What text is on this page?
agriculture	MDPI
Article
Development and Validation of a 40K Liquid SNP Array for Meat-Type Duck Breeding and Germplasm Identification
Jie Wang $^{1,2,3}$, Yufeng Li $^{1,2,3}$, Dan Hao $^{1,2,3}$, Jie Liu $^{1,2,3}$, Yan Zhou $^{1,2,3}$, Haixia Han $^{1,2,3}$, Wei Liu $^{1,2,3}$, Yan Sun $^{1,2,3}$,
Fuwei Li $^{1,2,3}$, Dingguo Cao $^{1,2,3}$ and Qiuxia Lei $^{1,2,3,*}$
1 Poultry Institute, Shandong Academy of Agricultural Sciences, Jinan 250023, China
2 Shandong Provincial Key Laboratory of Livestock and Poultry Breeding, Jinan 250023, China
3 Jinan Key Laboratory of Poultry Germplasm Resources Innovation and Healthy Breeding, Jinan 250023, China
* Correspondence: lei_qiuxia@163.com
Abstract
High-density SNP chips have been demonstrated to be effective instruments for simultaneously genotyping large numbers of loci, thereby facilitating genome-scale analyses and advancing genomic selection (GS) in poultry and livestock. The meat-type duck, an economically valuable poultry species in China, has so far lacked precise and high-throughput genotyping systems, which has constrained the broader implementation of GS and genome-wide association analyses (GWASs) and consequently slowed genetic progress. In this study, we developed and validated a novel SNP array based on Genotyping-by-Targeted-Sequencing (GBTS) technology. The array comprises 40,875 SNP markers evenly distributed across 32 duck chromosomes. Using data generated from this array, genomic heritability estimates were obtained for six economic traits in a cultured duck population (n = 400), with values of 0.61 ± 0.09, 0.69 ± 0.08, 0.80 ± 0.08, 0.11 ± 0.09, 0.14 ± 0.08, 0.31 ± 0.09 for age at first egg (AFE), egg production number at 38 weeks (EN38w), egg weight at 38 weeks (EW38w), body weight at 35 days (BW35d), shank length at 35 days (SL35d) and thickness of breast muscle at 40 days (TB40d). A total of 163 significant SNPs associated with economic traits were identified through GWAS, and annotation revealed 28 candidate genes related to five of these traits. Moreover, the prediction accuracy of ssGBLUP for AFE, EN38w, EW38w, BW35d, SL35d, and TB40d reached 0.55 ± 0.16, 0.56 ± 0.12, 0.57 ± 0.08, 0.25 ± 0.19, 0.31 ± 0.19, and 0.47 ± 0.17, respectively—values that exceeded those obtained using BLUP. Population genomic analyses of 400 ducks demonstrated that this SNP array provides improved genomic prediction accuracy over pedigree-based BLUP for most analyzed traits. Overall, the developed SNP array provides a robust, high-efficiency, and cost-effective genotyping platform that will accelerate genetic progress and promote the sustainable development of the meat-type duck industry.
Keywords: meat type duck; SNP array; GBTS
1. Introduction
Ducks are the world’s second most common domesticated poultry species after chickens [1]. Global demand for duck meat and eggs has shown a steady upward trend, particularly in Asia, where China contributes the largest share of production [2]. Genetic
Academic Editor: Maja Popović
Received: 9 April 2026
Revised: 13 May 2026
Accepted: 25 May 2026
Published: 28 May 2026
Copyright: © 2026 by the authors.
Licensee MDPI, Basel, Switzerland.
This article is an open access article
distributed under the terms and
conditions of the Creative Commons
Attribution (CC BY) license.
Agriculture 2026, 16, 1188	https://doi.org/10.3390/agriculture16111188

------------------------

* [ABOUT THIS EXERCISE] Please copy all lines of the listing in which the string "MDPI" occurs.

* [EXPECTED OUTPUT]
agriculture	MDPI
Licensee MDPI, Basel, Switzerland.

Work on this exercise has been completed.